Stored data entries
==========

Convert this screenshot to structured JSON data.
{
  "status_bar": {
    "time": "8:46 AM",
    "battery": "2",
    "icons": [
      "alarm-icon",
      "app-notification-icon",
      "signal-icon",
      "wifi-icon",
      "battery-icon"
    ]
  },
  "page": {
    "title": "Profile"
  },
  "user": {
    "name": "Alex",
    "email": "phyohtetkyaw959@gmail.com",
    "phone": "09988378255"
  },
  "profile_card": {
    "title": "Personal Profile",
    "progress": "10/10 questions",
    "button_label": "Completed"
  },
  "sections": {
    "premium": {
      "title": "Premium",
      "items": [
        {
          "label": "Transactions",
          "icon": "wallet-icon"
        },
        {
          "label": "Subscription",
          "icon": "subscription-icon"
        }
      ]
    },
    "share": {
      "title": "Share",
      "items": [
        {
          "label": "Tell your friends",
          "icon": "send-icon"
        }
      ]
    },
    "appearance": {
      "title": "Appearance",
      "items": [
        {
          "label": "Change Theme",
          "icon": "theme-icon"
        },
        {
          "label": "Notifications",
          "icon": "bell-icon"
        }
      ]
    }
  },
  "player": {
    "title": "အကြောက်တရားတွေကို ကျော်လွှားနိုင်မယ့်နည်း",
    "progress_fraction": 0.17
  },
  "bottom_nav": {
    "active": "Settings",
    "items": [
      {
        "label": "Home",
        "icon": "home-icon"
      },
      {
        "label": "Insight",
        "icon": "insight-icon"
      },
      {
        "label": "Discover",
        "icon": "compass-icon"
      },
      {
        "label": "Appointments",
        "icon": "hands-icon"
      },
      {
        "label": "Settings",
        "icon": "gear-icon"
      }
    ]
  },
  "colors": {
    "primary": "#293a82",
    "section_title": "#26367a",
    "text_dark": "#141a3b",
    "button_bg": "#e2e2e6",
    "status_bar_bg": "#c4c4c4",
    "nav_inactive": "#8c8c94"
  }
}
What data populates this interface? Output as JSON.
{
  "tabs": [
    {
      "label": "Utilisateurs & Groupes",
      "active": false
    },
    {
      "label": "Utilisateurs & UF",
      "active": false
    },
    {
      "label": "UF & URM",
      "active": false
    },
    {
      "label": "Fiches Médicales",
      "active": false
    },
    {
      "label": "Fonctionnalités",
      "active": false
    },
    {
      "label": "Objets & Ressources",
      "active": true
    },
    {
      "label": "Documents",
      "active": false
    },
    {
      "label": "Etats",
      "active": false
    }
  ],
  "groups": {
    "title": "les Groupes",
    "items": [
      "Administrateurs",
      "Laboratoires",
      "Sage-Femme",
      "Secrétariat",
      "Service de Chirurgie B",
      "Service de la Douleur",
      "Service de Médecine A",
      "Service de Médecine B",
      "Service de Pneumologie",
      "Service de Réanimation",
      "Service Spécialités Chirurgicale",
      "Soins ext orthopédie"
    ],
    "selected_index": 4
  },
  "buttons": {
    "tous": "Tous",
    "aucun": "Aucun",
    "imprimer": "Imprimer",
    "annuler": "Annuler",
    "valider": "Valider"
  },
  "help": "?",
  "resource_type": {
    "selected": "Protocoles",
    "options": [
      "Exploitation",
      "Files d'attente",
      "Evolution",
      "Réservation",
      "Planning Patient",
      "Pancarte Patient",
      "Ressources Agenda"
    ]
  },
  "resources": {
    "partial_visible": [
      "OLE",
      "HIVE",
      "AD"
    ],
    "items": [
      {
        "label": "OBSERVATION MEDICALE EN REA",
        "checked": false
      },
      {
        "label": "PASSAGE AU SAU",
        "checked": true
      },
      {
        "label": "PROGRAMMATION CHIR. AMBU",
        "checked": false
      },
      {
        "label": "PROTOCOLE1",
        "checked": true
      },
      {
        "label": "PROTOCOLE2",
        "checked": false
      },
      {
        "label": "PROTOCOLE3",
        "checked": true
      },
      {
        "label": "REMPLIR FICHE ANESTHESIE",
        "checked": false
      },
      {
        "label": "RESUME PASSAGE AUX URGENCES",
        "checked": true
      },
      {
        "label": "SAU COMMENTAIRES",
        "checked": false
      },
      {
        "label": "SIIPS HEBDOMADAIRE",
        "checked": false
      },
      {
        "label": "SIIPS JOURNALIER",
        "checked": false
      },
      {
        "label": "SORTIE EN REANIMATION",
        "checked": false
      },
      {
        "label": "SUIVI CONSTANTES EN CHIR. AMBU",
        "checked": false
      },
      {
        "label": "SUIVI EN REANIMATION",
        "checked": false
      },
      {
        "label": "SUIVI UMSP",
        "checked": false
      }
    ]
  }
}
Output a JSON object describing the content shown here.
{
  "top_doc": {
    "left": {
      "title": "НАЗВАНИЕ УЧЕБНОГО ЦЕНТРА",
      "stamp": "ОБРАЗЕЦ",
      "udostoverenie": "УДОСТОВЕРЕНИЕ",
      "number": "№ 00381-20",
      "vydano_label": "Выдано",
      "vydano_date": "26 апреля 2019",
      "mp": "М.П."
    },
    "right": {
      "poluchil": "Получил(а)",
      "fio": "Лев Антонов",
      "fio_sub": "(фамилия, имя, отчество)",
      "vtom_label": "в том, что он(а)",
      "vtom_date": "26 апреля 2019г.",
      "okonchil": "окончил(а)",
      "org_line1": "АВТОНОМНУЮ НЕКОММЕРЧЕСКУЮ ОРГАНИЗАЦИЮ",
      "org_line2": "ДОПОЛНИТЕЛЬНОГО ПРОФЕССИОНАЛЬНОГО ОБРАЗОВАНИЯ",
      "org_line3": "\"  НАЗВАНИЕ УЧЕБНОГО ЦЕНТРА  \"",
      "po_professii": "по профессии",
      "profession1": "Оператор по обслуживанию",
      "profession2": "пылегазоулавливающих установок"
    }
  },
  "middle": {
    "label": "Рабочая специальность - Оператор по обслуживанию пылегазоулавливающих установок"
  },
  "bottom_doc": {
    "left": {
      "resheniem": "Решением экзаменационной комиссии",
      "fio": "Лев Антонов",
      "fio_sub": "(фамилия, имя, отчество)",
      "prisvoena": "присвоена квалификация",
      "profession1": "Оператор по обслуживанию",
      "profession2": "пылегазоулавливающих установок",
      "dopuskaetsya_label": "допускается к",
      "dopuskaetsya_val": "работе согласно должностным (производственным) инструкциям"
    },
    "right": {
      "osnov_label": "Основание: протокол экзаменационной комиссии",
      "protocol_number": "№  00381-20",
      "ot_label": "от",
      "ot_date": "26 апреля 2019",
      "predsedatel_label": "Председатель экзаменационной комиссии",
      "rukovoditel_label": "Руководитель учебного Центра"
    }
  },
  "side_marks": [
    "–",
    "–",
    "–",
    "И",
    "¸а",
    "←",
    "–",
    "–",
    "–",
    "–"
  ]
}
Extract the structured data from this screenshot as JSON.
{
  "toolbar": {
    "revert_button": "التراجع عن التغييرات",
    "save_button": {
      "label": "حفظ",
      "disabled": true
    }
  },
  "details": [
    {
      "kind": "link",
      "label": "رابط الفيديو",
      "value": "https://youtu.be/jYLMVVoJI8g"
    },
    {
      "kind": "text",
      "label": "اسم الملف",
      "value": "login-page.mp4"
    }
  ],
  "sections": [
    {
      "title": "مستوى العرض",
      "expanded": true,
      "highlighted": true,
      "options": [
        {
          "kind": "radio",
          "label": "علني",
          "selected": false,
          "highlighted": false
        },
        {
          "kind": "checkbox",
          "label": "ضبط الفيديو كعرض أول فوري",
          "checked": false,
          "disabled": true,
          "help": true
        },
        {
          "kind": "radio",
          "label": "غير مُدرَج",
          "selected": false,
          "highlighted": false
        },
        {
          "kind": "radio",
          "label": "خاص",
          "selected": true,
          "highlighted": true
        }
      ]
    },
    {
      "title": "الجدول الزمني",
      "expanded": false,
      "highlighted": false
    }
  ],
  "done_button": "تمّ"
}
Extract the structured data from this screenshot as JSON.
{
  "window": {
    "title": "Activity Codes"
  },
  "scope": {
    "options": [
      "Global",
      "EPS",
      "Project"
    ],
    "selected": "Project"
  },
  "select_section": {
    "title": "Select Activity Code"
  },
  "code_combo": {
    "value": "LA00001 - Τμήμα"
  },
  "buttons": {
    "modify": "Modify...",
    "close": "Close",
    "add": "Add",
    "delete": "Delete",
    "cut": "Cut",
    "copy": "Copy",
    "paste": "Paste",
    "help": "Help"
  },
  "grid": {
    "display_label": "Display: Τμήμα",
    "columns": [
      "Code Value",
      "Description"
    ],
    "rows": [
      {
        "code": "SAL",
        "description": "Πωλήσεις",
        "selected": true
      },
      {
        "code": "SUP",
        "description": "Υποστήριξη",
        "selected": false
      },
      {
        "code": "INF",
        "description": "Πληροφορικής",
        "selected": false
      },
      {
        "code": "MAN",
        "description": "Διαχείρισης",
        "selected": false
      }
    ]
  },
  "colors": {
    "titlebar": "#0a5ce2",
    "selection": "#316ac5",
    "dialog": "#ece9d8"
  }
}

==========

■ TASK GOAL
Tally up how many lines in the preceding listing contain the word "SIIPS". Give nothing but the number.

■ RESPONSE TO THE EXERCISE
2